## Data for this task
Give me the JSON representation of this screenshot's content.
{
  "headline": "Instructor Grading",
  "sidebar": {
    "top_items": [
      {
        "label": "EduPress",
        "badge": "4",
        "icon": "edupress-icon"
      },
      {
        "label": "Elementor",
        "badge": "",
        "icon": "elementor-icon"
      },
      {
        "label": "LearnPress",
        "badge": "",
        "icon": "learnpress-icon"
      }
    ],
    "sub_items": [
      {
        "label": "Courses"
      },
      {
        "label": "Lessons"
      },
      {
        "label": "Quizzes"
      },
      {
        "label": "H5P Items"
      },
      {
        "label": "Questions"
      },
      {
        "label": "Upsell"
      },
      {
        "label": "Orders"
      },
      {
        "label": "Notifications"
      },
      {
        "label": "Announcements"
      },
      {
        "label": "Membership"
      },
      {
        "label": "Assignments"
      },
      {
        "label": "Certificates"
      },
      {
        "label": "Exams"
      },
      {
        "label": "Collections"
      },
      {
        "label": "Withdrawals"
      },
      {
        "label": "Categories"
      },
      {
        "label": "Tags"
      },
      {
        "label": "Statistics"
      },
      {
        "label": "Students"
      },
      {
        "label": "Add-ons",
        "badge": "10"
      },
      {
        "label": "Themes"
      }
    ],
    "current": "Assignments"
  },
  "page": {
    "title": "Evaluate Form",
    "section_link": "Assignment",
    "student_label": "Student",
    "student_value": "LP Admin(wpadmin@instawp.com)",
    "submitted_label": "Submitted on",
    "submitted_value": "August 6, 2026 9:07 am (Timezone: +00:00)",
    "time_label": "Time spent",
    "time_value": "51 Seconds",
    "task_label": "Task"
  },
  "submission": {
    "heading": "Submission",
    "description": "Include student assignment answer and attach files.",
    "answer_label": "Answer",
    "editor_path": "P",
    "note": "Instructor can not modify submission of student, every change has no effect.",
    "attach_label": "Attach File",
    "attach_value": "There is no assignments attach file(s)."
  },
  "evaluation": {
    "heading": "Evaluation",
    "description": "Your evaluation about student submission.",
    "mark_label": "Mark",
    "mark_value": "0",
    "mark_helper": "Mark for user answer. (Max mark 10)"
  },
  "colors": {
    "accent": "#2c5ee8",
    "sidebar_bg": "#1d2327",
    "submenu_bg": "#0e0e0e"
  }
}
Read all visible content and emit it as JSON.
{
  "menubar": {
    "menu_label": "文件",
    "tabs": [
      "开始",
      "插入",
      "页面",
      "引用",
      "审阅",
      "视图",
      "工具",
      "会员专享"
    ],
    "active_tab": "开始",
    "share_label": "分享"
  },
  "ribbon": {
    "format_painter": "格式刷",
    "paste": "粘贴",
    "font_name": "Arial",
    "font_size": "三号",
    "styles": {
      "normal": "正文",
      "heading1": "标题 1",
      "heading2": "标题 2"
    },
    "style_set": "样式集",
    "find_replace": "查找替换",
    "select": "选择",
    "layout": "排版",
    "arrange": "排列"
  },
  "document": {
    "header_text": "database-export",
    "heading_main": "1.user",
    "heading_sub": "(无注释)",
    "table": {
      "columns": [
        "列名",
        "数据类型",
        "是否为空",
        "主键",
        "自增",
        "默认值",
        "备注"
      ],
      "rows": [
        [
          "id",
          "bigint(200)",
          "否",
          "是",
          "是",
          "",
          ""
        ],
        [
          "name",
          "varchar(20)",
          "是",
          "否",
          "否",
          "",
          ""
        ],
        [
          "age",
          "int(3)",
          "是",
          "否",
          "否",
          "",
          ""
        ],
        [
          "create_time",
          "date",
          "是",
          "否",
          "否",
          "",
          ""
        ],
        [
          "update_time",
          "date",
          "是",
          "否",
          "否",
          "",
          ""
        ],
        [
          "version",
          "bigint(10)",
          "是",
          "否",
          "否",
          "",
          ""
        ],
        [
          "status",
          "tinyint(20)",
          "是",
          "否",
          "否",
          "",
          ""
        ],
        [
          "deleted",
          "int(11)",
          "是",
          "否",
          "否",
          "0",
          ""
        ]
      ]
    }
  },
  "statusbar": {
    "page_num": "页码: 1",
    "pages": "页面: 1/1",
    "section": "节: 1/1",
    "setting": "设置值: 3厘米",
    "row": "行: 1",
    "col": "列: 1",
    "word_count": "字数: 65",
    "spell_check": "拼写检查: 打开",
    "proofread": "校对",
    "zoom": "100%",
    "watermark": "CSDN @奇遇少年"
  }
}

## Given exercise
Repeat the material from above exactly, word for word.

## Result of this exercise
Give me the JSON representation of this screenshot's content.
{
  "headline": "Instructor Grading",
  "sidebar": {
    "top_items": [
      {
        "label": "EduPress",
        "badge": "4",
        "icon": "edupress-icon"
      },
      {
        "label": "Elementor",
        "badge": "",
        "icon": "elementor-icon"
      },
      {
        "label": "LearnPress",
        "badge": "",
        "icon": "learnpress-icon"
      }
    ],
    "sub_items": [
      {
        "label": "Courses"
      },
      {
        "label": "Lessons"
      },
      {
        "label": "Quizzes"
      },
      {
        "label": "H5P Items"
      },
      {
        "label": "Questions"
      },
      {
        "label": "Upsell"
      },
      {
        "label": "Orders"
      },
      {
        "label": "Notifications"
      },
      {
        "label": "Announcements"
      },
      {
        "label": "Membership"
      },
      {
        "label": "Assignments"
      },
      {
        "label": "Certificates"
      },
      {
        "label": "Exams"
      },
      {
        "label": "Collections"
      },
      {
        "label": "Withdrawals"
      },
      {
        "label": "Categories"
      },
      {
        "label": "Tags"
      },
      {
        "label": "Statistics"
      },
      {
        "label": "Students"
      },
      {
        "label": "Add-ons",
        "badge": "10"
      },
      {
        "label": "Themes"
      }
    ],
    "current": "Assignments"
  },
  "page": {
    "title": "Evaluate Form",
    "section_link": "Assignment",
    "student_label": "Student",
    "student_value": "LP Admin(wpadmin@instawp.com)",
    "submitted_label": "Submitted on",
    "submitted_value": "August 6, 2026 9:07 am (Timezone: +00:00)",
    "time_label": "Time spent",
    "time_value": "51 Seconds",
    "task_label": "Task"
  },
  "submission": {
    "heading": "Submission",
    "description": "Include student assignment answer and attach files.",
    "answer_label": "Answer",
    "editor_path": "P",
    "note": "Instructor can not modify submission of student, every change has no effect.",
    "attach_label": "Attach File",
    "attach_value": "There is no assignments attach file(s)."
  },
  "evaluation": {
    "heading": "Evaluation",
    "description": "Your evaluation about student submission.",
    "mark_label": "Mark",
    "mark_value": "0",
    "mark_helper": "Mark for user answer. (Max mark 10)"
  },
  "colors": {
    "accent": "#2c5ee8",
    "sidebar_bg": "#1d2327",
    "submenu_bg": "#0e0e0e"
  }
}
Read all visible content and emit it as JSON.
{
  "menubar": {
    "menu_label": "文件",
    "tabs": [
      "开始",
      "插入",
      "页面",
      "引用",
      "审阅",
      "视图",
      "工具",
      "会员专享"
    ],
    "active_tab": "开始",
    "share_label": "分享"
  },
  "ribbon": {
    "format_painter": "格式刷",
    "paste": "粘贴",
    "font_name": "Arial",
    "font_size": "三号",
    "styles": {
      "normal": "正文",
      "heading1": "标题 1",
      "heading2": "标题 2"
    },
    "style_set": "样式集",
    "find_replace": "查找替换",
    "select": "选择",
    "layout": "排版",
    "arrange": "排列"
  },
  "document": {
    "header_text": "database-export",
    "heading_main": "1.user",
    "heading_sub": "(无注释)",
    "table": {
      "columns": [
        "列名",
        "数据类型",
        "是否为空",
        "主键",
        "自增",
        "默认值",
        "备注"
      ],
      "rows": [
        [
          "id",
          "bigint(200)",
          "否",
          "是",
          "是",
          "",
          ""
        ],
        [
          "name",
          "varchar(20)",
          "是",
          "否",
          "否",
          "",
          ""
        ],
        [
          "age",
          "int(3)",
          "是",
          "否",
          "否",
          "",
          ""
        ],
        [
          "create_time",
          "date",
          "是",
          "否",
          "否",
          "",
          ""
        ],
        [
          "update_time",
          "date",
          "是",
          "否",
          "否",
          "",
          ""
        ],
        [
          "version",
          "bigint(10)",
          "是",
          "否",
          "否",
          "",
          ""
        ],
        [
          "status",
          "tinyint(20)",
          "是",
          "否",
          "否",
          "",
          ""
        ],
        [
          "deleted",
          "int(11)",
          "是",
          "否",
          "否",
          "0",
          ""
        ]
      ]
    }
  },
  "statusbar": {
    "page_num": "页码: 1",
    "pages": "页面: 1/1",
    "section": "节: 1/1",
    "setting": "设置值: 3厘米",
    "row": "行: 1",
    "col": "列: 1",
    "word_count": "字数: 65",
    "spell_check": "拼写检查: 打开",
    "proofread": "校对",
    "zoom": "100%",
    "watermark": "CSDN @奇遇少年"
  }
}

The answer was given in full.